• What is expected
Skip the pictures and quote all of the lines exactly.

___ Information provided ___

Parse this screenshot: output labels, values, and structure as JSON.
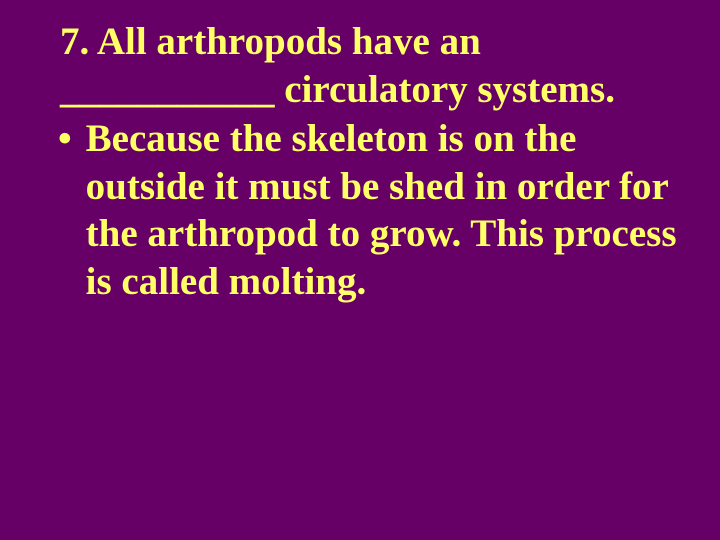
{
  "slide": {
    "background_color": "#660066",
    "text_color": "#ffff66",
    "font_family": "Times New Roman",
    "font_size_pt": 39,
    "font_weight": "bold",
    "question_number": "7.",
    "question_text": "7. All arthropods have an ___________ circulatory systems.",
    "bullet_marker": "•",
    "bullet_text": "Because the skeleton is on the outside it must be shed in order for the arthropod to grow.  This process is called molting."
  }
}
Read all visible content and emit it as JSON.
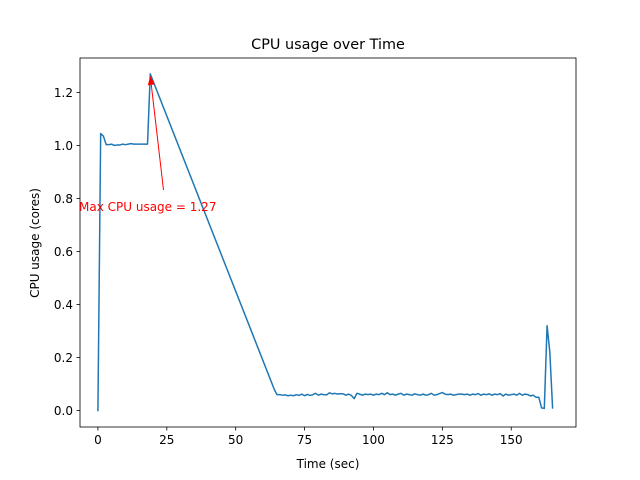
{
  "chart_data": {
    "type": "line",
    "title": "CPU usage over Time",
    "xlabel": "Time (sec)",
    "ylabel": "CPU usage (cores)",
    "xlim": [
      -6.5,
      173.5
    ],
    "ylim": [
      -0.062,
      1.33
    ],
    "xticks": [
      0,
      25,
      50,
      75,
      100,
      125,
      150
    ],
    "yticks": [
      0.0,
      0.2,
      0.4,
      0.6,
      0.8,
      1.0,
      1.2
    ],
    "xtick_labels": [
      "0",
      "25",
      "50",
      "75",
      "100",
      "125",
      "150"
    ],
    "ytick_labels": [
      "0.0",
      "0.2",
      "0.4",
      "0.6",
      "0.8",
      "1.0",
      "1.2"
    ],
    "grid": false,
    "legend": "none",
    "line_color": "#1f77b4",
    "annotation_color": "#ff0000",
    "series": [
      {
        "x": [
          0,
          1,
          2,
          3,
          4,
          5,
          6,
          7,
          8,
          9,
          10,
          11,
          12,
          13,
          14,
          15,
          16,
          17,
          18,
          19,
          64,
          65,
          66,
          67,
          68,
          69,
          70,
          71,
          72,
          73,
          74,
          75,
          76,
          77,
          78,
          79,
          80,
          81,
          82,
          83,
          84,
          85,
          86,
          87,
          88,
          89,
          90,
          91,
          92,
          93,
          94,
          95,
          96,
          97,
          98,
          99,
          100,
          101,
          102,
          103,
          104,
          105,
          106,
          107,
          108,
          109,
          110,
          111,
          112,
          113,
          114,
          115,
          116,
          117,
          118,
          119,
          120,
          121,
          122,
          123,
          124,
          125,
          126,
          127,
          128,
          129,
          130,
          131,
          132,
          133,
          134,
          135,
          136,
          137,
          138,
          139,
          140,
          141,
          142,
          143,
          144,
          145,
          146,
          147,
          148,
          149,
          150,
          151,
          152,
          153,
          154,
          155,
          156,
          157,
          158,
          159,
          160,
          161,
          162,
          163,
          164,
          165
        ],
        "y": [
          0.0,
          1.045,
          1.035,
          1.003,
          1.003,
          1.005,
          1.0,
          1.002,
          1.002,
          1.005,
          1.003,
          1.005,
          1.007,
          1.005,
          1.005,
          1.005,
          1.005,
          1.005,
          1.005,
          1.27,
          0.08,
          0.06,
          0.06,
          0.058,
          0.059,
          0.056,
          0.058,
          0.056,
          0.06,
          0.057,
          0.062,
          0.056,
          0.061,
          0.057,
          0.06,
          0.065,
          0.058,
          0.062,
          0.06,
          0.059,
          0.067,
          0.063,
          0.065,
          0.062,
          0.064,
          0.063,
          0.058,
          0.062,
          0.057,
          0.045,
          0.065,
          0.062,
          0.058,
          0.062,
          0.06,
          0.062,
          0.058,
          0.062,
          0.06,
          0.065,
          0.06,
          0.067,
          0.06,
          0.062,
          0.058,
          0.062,
          0.065,
          0.058,
          0.062,
          0.06,
          0.058,
          0.063,
          0.06,
          0.058,
          0.062,
          0.058,
          0.06,
          0.065,
          0.058,
          0.06,
          0.064,
          0.068,
          0.062,
          0.06,
          0.062,
          0.058,
          0.06,
          0.062,
          0.062,
          0.06,
          0.062,
          0.058,
          0.062,
          0.06,
          0.064,
          0.058,
          0.062,
          0.06,
          0.063,
          0.058,
          0.062,
          0.06,
          0.064,
          0.055,
          0.062,
          0.058,
          0.06,
          0.062,
          0.058,
          0.065,
          0.058,
          0.062,
          0.06,
          0.055,
          0.058,
          0.05,
          0.05,
          0.01,
          0.008,
          0.32,
          0.22,
          0.01
        ]
      }
    ],
    "annotation": {
      "text": "Max CPU usage = 1.27",
      "point": [
        19,
        1.27
      ],
      "text_pos": [
        -6.5,
        0.77
      ]
    }
  }
}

___

• Task answer
Parse this screenshot: output labels, values, and structure as JSON.
{
  "slide": {
    "background_color": "#660066",
    "text_color": "#ffff66",
    "font_family": "Times New Roman",
    "font_size_pt": 39,
    "font_weight": "bold",
    "question_number": "7.",
    "question_text": "7. All arthropods have an ___________ circulatory systems.",
    "bullet_marker": "•",
    "bullet_text": "Because the skeleton is on the outside it must be shed in order for the arthropod to grow.  This process is called molting."
  }
}
Read all visible content and emit it as JSON.
{
  "chart_data": {
    "type": "line",
    "title": "CPU usage over Time",
    "xlabel": "Time (sec)",
    "ylabel": "CPU usage (cores)",
    "xlim": [
      -6.5,
      173.5
    ],
    "ylim": [
      -0.062,
      1.33
    ],
    "xticks": [
      0,
      25,
      50,
      75,
      100,
      125,
      150
    ],
    "yticks": [
      0.0,
      0.2,
      0.4,
      0.6,
      0.8,
      1.0,
      1.2
    ],
    "xtick_labels": [
      "0",
      "25",
      "50",
      "75",
      "100",
      "125",
      "150"
    ],
    "ytick_labels": [
      "0.0",
      "0.2",
      "0.4",
      "0.6",
      "0.8",
      "1.0",
      "1.2"
    ],
    "grid": false,
    "legend": "none",
    "line_color": "#1f77b4",
    "annotation_color": "#ff0000",
    "series": [
      {
        "x": [
          0,
          1,
          2,
          3,
          4,
          5,
          6,
          7,
          8,
          9,
          10,
          11,
          12,
          13,
          14,
          15,
          16,
          17,
          18,
          19,
          64,
          65,
          66,
          67,
          68,
          69,
          70,
          71,
          72,
          73,
          74,
          75,
          76,
          77,
          78,
          79,
          80,
          81,
          82,
          83,
          84,
          85,
          86,
          87,
          88,
          89,
          90,
          91,
          92,
          93,
          94,
          95,
          96,
          97,
          98,
          99,
          100,
          101,
          102,
          103,
          104,
          105,
          106,
          107,
          108,
          109,
          110,
          111,
          112,
          113,
          114,
          115,
          116,
          117,
          118,
          119,
          120,
          121,
          122,
          123,
          124,
          125,
          126,
          127,
          128,
          129,
          130,
          131,
          132,
          133,
          134,
          135,
          136,
          137,
          138,
          139,
          140,
          141,
          142,
          143,
          144,
          145,
          146,
          147,
          148,
          149,
          150,
          151,
          152,
          153,
          154,
          155,
          156,
          157,
          158,
          159,
          160,
          161,
          162,
          163,
          164,
          165
        ],
        "y": [
          0.0,
          1.045,
          1.035,
          1.003,
          1.003,
          1.005,
          1.0,
          1.002,
          1.002,
          1.005,
          1.003,
          1.005,
          1.007,
          1.005,
          1.005,
          1.005,
          1.005,
          1.005,
          1.005,
          1.27,
          0.08,
          0.06,
          0.06,
          0.058,
          0.059,
          0.056,
          0.058,
          0.056,
          0.06,
          0.057,
          0.062,
          0.056,
          0.061,
          0.057,
          0.06,
          0.065,
          0.058,
          0.062,
          0.06,
          0.059,
          0.067,
          0.063,
          0.065,
          0.062,
          0.064,
          0.063,
          0.058,
          0.062,
          0.057,
          0.045,
          0.065,
          0.062,
          0.058,
          0.062,
          0.06,
          0.062,
          0.058,
          0.062,
          0.06,
          0.065,
          0.06,
          0.067,
          0.06,
          0.062,
          0.058,
          0.062,
          0.065,
          0.058,
          0.062,
          0.06,
          0.058,
          0.063,
          0.06,
          0.058,
          0.062,
          0.058,
          0.06,
          0.065,
          0.058,
          0.06,
          0.064,
          0.068,
          0.062,
          0.06,
          0.062,
          0.058,
          0.06,
          0.062,
          0.062,
          0.06,
          0.062,
          0.058,
          0.062,
          0.06,
          0.064,
          0.058,
          0.062,
          0.06,
          0.063,
          0.058,
          0.062,
          0.06,
          0.064,
          0.055,
          0.062,
          0.058,
          0.06,
          0.062,
          0.058,
          0.065,
          0.058,
          0.062,
          0.06,
          0.055,
          0.058,
          0.05,
          0.05,
          0.01,
          0.008,
          0.32,
          0.22,
          0.01
        ]
      }
    ],
    "annotation": {
      "text": "Max CPU usage = 1.27",
      "point": [
        19,
        1.27
      ],
      "text_pos": [
        -6.5,
        0.77
      ]
    }
  }
}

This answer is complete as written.